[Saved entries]
>> Start

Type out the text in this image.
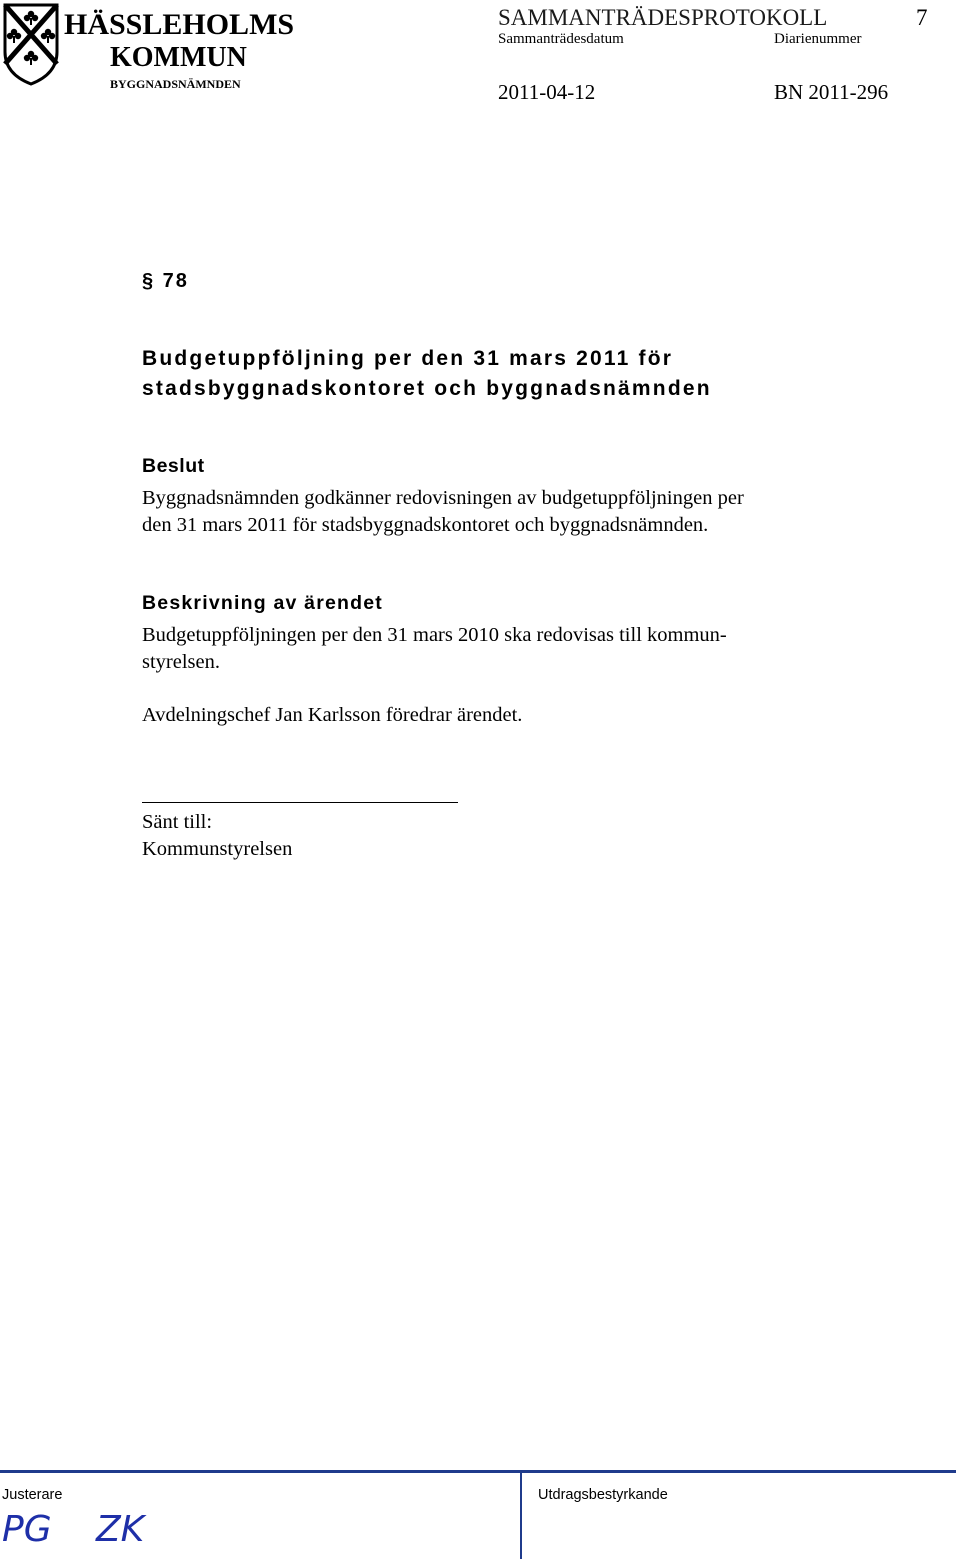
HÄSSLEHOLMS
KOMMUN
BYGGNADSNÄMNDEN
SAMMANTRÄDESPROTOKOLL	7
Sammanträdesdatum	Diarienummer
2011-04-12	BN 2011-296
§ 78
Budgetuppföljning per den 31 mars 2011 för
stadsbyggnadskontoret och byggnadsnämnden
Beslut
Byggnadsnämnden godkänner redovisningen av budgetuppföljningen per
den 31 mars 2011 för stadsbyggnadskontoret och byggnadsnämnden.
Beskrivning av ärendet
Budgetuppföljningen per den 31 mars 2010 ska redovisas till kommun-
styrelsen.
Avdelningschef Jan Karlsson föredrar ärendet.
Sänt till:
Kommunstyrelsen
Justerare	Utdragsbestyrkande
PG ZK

>> End
>> Start

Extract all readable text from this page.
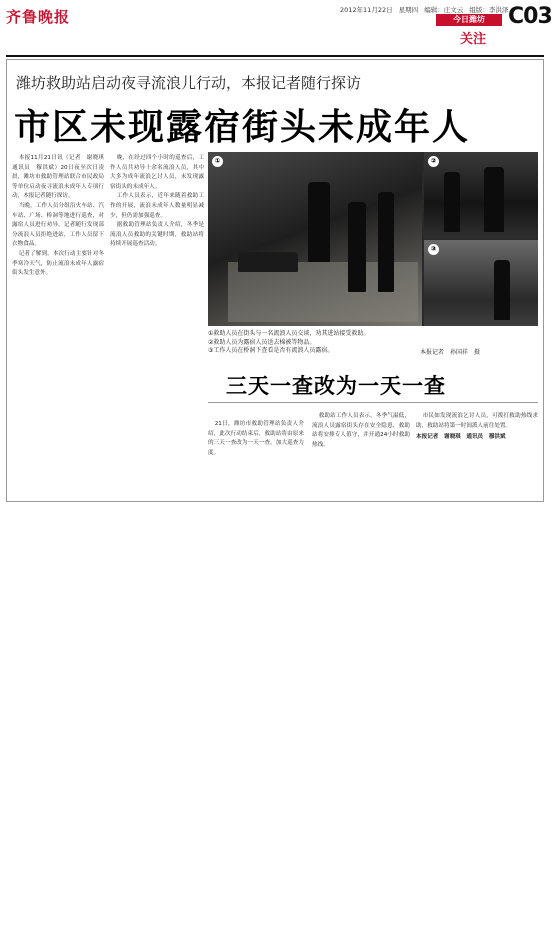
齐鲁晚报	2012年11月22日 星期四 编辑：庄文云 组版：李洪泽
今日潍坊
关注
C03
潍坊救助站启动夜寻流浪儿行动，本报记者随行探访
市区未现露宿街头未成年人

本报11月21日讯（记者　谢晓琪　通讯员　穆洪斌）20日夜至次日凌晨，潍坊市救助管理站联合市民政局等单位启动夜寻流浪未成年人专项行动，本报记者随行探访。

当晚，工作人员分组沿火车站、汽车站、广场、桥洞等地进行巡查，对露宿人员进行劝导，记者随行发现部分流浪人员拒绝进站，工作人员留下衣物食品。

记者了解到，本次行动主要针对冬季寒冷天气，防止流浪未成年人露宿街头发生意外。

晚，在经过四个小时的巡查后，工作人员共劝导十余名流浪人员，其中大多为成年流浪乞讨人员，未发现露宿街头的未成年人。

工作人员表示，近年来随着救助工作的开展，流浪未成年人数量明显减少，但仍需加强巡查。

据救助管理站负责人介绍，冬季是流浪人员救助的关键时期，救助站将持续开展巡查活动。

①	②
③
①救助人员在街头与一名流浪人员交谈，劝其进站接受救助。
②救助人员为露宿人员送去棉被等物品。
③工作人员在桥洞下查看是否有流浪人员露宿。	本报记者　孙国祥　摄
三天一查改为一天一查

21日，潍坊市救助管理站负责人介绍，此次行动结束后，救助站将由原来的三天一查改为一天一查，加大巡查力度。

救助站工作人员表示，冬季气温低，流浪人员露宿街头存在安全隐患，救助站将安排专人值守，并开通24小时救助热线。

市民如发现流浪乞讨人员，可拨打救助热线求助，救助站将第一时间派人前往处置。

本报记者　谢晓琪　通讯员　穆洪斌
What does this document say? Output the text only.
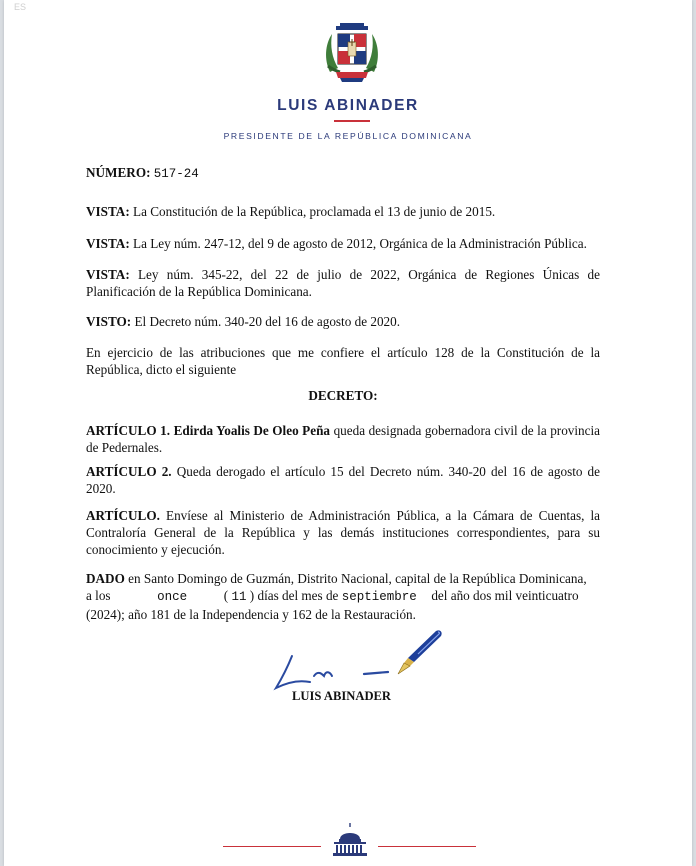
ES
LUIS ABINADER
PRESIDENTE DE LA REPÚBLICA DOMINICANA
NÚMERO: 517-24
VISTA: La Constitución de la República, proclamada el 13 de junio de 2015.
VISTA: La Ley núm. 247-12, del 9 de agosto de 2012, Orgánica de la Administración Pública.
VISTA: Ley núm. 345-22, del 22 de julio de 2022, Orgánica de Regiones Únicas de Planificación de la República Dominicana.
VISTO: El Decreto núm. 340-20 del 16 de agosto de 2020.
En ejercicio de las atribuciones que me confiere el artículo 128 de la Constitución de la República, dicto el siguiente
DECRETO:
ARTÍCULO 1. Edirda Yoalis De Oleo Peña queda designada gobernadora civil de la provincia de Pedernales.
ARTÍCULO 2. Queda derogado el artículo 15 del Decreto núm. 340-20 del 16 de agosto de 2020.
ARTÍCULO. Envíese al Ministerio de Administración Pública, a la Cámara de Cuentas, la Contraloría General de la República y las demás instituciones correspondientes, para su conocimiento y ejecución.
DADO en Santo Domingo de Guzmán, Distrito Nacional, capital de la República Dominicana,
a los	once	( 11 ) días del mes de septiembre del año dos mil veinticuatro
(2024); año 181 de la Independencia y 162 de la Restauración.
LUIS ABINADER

>> End

_REQUIRED TASK_
Collect the lines of the records that include the string "agosto".

_SOLUTION TO THIS PROBLEM_
VISTA: La Ley núm. 247-12, del 9 de agosto de 2012, Orgánica de la Administración Pública.
VISTO: El Decreto núm. 340-20 del 16 de agosto de 2020.
ARTÍCULO 2. Queda derogado el artículo 15 del Decreto núm. 340-20 del 16 de agosto de 2020.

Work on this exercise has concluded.